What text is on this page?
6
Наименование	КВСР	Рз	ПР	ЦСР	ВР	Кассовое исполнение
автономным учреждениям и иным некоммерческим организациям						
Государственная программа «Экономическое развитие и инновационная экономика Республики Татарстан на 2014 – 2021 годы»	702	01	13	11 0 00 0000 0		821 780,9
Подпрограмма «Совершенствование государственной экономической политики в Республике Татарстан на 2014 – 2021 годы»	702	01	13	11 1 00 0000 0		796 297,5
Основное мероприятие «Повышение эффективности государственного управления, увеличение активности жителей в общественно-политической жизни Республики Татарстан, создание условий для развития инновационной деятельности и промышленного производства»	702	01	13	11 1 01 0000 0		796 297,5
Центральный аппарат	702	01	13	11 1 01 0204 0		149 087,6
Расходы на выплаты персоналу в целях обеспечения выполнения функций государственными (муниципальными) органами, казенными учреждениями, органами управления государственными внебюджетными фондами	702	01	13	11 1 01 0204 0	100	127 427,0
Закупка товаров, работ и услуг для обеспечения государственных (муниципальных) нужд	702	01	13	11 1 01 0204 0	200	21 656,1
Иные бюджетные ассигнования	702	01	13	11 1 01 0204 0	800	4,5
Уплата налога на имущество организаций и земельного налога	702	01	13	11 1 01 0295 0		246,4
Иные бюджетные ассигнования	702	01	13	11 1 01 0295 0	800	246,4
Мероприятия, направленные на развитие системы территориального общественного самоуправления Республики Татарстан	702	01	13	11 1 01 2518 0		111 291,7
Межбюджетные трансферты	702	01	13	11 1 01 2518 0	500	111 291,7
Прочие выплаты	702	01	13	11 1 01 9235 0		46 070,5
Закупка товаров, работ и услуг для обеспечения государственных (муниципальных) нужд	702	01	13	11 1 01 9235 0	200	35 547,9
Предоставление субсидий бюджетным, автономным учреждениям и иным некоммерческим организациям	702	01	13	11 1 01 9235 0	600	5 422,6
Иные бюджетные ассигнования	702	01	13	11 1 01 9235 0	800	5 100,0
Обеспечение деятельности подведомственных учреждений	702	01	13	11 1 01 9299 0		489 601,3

***

● STATED EXERCISE: Reproduce the full listing above, character for character.

● REPLY TO THE EXERCISE:
What text is on this page?
6
Наименование	КВСР	Рз	ПР	ЦСР	ВР	Кассовое исполнение
автономным учреждениям и иным некоммерческим организациям						
Государственная программа «Экономическое развитие и инновационная экономика Республики Татарстан на 2014 – 2021 годы»	702	01	13	11 0 00 0000 0		821 780,9
Подпрограмма «Совершенствование государственной экономической политики в Республике Татарстан на 2014 – 2021 годы»	702	01	13	11 1 00 0000 0		796 297,5
Основное мероприятие «Повышение эффективности государственного управления, увеличение активности жителей в общественно-политической жизни Республики Татарстан, создание условий для развития инновационной деятельности и промышленного производства»	702	01	13	11 1 01 0000 0		796 297,5
Центральный аппарат	702	01	13	11 1 01 0204 0		149 087,6
Расходы на выплаты персоналу в целях обеспечения выполнения функций государственными (муниципальными) органами, казенными учреждениями, органами управления государственными внебюджетными фондами	702	01	13	11 1 01 0204 0	100	127 427,0
Закупка товаров, работ и услуг для обеспечения государственных (муниципальных) нужд	702	01	13	11 1 01 0204 0	200	21 656,1
Иные бюджетные ассигнования	702	01	13	11 1 01 0204 0	800	4,5
Уплата налога на имущество организаций и земельного налога	702	01	13	11 1 01 0295 0		246,4
Иные бюджетные ассигнования	702	01	13	11 1 01 0295 0	800	246,4
Мероприятия, направленные на развитие системы территориального общественного самоуправления Республики Татарстан	702	01	13	11 1 01 2518 0		111 291,7
Межбюджетные трансферты	702	01	13	11 1 01 2518 0	500	111 291,7
Прочие выплаты	702	01	13	11 1 01 9235 0		46 070,5
Закупка товаров, работ и услуг для обеспечения государственных (муниципальных) нужд	702	01	13	11 1 01 9235 0	200	35 547,9
Предоставление субсидий бюджетным, автономным учреждениям и иным некоммерческим организациям	702	01	13	11 1 01 9235 0	600	5 422,6
Иные бюджетные ассигнования	702	01	13	11 1 01 9235 0	800	5 100,0
Обеспечение деятельности подведомственных учреждений	702	01	13	11 1 01 9299 0		489 601,3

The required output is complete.